WHAT IS REQUIRED. Repeat every record exactly, but keep images out of the copy.
◇ ◇ ◇ ◇ ◇ ◇ ◇
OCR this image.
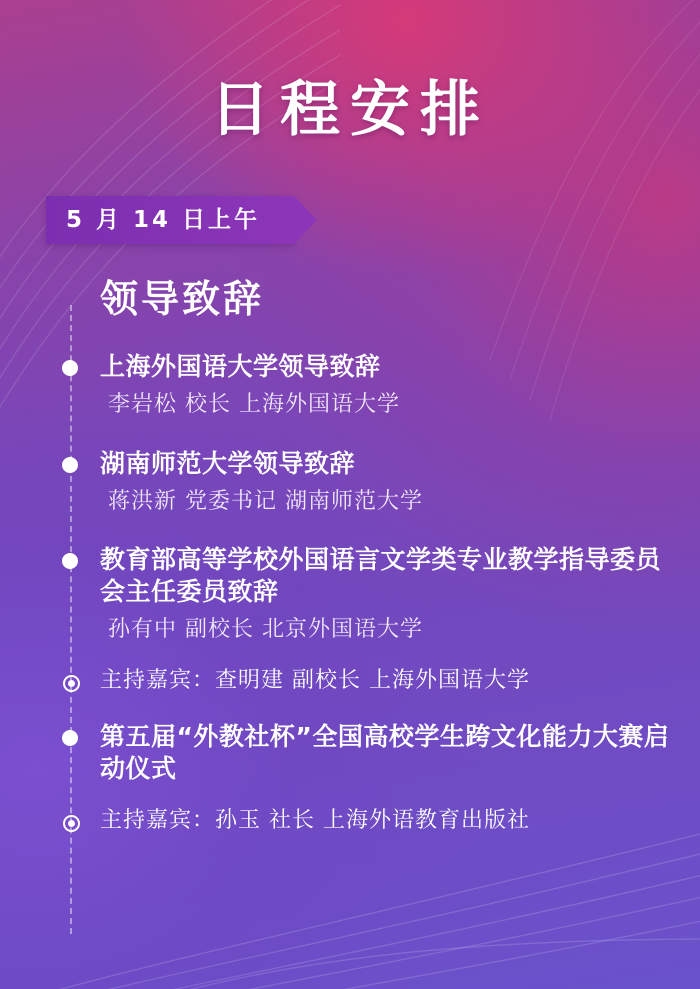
日程安排
5 月 14 日上午
领导致辞
上海外国语大学领导致辞
李岩松 校长 上海外国语大学
湖南师范大学领导致辞
蒋洪新 党委书记 湖南师范大学
教育部高等学校外国语言文学类专业教学指导委员会主任委员致辞
孙有中 副校长 北京外国语大学
主持嘉宾：查明建 副校长 上海外国语大学
第五届“外教社杯”全国高校学生跨文化能力大赛启动仪式
主持嘉宾：孙玉 社长 上海外语教育出版社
◇ ◇ ◇ ◇ ◇ ◇ ◇
EXPECTED OUTPUT.
OCR this image.
日程安排
5 月 14 日上午
领导致辞
上海外国语大学领导致辞
李岩松 校长 上海外国语大学
湖南师范大学领导致辞
蒋洪新 党委书记 湖南师范大学
教育部高等学校外国语言文学类专业教学指导委员会主任委员致辞
孙有中 副校长 北京外国语大学
主持嘉宾：查明建 副校长 上海外国语大学
第五届“外教社杯”全国高校学生跨文化能力大赛启动仪式
主持嘉宾：孙玉 社长 上海外语教育出版社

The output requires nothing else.